#### REQUIREMENT
Copy out all the lines in the records that include the word "hiểu".

[begin MATERIALS PROVIDED]

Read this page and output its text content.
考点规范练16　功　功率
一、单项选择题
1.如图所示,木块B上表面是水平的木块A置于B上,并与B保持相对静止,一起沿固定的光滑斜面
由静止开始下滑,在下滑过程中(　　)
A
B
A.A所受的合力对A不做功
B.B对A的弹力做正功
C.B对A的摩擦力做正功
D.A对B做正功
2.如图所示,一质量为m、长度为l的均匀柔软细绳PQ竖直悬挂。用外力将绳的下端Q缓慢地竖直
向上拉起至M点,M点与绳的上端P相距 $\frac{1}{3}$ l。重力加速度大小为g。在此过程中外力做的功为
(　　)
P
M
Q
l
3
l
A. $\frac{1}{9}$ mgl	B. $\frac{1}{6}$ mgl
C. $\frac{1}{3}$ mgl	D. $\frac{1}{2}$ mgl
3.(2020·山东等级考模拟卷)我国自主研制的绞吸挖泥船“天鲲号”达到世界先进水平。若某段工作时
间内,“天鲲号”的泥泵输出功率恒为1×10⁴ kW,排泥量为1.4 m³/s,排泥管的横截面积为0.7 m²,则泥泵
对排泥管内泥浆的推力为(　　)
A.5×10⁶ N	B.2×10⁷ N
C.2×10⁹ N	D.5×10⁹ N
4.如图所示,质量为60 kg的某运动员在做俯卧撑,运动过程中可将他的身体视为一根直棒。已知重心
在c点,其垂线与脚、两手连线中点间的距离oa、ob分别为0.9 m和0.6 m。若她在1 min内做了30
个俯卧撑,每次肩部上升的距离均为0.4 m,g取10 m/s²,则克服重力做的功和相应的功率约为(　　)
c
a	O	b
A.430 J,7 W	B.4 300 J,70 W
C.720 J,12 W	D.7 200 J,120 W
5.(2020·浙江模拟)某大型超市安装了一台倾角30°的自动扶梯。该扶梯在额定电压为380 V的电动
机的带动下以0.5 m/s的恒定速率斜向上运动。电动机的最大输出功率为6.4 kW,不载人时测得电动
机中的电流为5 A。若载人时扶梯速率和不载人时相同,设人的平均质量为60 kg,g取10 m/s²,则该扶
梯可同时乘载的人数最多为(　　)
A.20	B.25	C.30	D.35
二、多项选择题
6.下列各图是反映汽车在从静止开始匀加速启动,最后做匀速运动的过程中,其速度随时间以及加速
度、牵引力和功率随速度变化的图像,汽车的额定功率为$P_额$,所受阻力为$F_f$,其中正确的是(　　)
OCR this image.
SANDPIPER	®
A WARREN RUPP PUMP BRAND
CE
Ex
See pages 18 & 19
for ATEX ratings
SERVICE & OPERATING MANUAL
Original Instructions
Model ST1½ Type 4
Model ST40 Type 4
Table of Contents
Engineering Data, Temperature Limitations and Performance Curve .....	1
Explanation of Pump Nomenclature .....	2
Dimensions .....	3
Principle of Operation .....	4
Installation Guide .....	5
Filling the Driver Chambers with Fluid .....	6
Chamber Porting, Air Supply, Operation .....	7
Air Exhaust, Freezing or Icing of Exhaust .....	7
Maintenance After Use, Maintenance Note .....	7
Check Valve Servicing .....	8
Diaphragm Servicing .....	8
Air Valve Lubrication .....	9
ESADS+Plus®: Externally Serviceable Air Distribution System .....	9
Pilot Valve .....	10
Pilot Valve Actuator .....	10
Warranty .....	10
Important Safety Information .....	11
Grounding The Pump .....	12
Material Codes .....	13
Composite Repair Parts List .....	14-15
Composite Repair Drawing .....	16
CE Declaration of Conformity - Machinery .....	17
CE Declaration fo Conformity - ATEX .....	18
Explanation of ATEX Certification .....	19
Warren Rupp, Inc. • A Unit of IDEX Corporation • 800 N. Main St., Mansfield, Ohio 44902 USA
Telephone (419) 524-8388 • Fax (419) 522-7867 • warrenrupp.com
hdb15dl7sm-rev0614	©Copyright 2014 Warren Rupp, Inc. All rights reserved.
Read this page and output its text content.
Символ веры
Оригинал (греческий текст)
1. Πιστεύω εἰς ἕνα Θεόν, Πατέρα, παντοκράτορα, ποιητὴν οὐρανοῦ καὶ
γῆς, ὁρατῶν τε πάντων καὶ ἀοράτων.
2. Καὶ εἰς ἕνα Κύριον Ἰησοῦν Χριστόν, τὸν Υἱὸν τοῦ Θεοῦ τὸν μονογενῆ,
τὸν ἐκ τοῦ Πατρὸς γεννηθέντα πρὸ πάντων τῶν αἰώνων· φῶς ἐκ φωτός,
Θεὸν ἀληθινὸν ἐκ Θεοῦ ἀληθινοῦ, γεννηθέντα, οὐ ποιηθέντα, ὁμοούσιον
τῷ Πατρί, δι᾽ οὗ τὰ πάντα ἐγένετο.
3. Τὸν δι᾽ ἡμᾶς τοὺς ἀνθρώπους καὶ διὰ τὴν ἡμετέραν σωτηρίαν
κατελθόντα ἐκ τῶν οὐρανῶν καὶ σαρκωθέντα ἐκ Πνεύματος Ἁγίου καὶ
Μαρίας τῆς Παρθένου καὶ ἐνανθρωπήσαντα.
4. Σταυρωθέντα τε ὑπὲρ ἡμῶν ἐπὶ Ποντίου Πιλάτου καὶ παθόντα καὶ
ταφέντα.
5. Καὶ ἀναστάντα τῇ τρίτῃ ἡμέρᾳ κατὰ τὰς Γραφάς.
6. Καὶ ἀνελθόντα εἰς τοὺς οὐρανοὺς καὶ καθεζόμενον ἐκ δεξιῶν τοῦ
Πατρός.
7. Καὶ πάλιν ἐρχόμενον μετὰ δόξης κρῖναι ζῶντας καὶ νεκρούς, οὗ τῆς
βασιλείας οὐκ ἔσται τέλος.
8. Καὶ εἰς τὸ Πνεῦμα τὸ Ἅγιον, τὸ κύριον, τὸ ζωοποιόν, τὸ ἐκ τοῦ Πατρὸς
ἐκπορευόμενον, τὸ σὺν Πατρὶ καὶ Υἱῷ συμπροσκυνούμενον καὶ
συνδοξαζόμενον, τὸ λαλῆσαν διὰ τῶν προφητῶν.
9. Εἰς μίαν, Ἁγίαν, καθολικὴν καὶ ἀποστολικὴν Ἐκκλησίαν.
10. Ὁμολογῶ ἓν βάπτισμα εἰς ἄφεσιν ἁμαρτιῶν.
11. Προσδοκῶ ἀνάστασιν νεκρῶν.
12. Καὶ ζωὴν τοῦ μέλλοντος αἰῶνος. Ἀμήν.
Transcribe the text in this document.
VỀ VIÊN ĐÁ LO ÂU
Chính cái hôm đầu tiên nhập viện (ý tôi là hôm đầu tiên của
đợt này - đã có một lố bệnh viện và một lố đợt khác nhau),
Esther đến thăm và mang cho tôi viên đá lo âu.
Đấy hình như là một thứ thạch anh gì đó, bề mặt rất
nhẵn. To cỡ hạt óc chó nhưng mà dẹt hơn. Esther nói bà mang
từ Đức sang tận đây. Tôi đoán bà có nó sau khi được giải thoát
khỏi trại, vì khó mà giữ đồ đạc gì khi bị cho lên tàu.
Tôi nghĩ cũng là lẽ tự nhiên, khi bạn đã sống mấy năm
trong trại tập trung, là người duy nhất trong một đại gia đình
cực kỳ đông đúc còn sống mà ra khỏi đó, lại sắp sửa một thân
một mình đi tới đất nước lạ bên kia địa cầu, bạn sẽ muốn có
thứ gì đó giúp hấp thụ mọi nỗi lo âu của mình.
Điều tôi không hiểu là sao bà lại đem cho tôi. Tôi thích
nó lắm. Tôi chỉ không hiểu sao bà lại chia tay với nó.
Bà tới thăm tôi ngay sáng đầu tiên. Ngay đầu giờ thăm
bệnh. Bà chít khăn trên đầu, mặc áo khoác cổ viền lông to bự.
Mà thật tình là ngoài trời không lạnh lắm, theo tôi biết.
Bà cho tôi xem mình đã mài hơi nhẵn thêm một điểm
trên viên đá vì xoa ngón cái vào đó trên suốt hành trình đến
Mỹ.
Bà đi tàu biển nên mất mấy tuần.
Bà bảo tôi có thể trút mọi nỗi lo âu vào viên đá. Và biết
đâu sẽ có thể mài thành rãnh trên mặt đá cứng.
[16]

[end MATERIALS PROVIDED]

#### RESPONSE
Điều tôi không hiểu là sao bà lại đem cho tôi. Tôi thích
nó lắm. Tôi chỉ không hiểu sao bà lại chia tay với nó.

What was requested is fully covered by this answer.